**Written exercise:** Transcribe all the entries word for word, but omit the images.

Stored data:
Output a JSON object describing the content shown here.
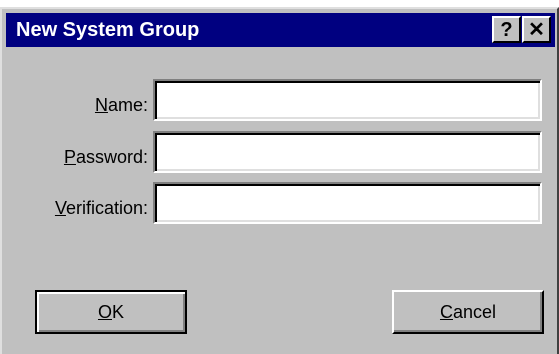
{
  "window": {
    "title": "New System Group",
    "help_glyph": "?",
    "close_glyph": "✕",
    "colors": {
      "titlebar": "#000080",
      "face": "#c0c0c0"
    }
  },
  "fields": [
    {
      "mnemonic": "N",
      "label_rest": "ame:",
      "value": ""
    },
    {
      "mnemonic": "P",
      "label_rest": "assword:",
      "value": ""
    },
    {
      "mnemonic": "V",
      "label_rest": "erification:",
      "value": ""
    }
  ],
  "buttons": {
    "ok": {
      "mnemonic": "O",
      "rest": "K"
    },
    "cancel": {
      "mnemonic": "C",
      "rest": "ancel"
    }
  }
}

**Solution to the exercise:**
Output a JSON object describing the content shown here.
{
  "window": {
    "title": "New System Group",
    "help_glyph": "?",
    "close_glyph": "✕",
    "colors": {
      "titlebar": "#000080",
      "face": "#c0c0c0"
    }
  },
  "fields": [
    {
      "mnemonic": "N",
      "label_rest": "ame:",
      "value": ""
    },
    {
      "mnemonic": "P",
      "label_rest": "assword:",
      "value": ""
    },
    {
      "mnemonic": "V",
      "label_rest": "erification:",
      "value": ""
    }
  ],
  "buttons": {
    "ok": {
      "mnemonic": "O",
      "rest": "K"
    },
    "cancel": {
      "mnemonic": "C",
      "rest": "ancel"
    }
  }
}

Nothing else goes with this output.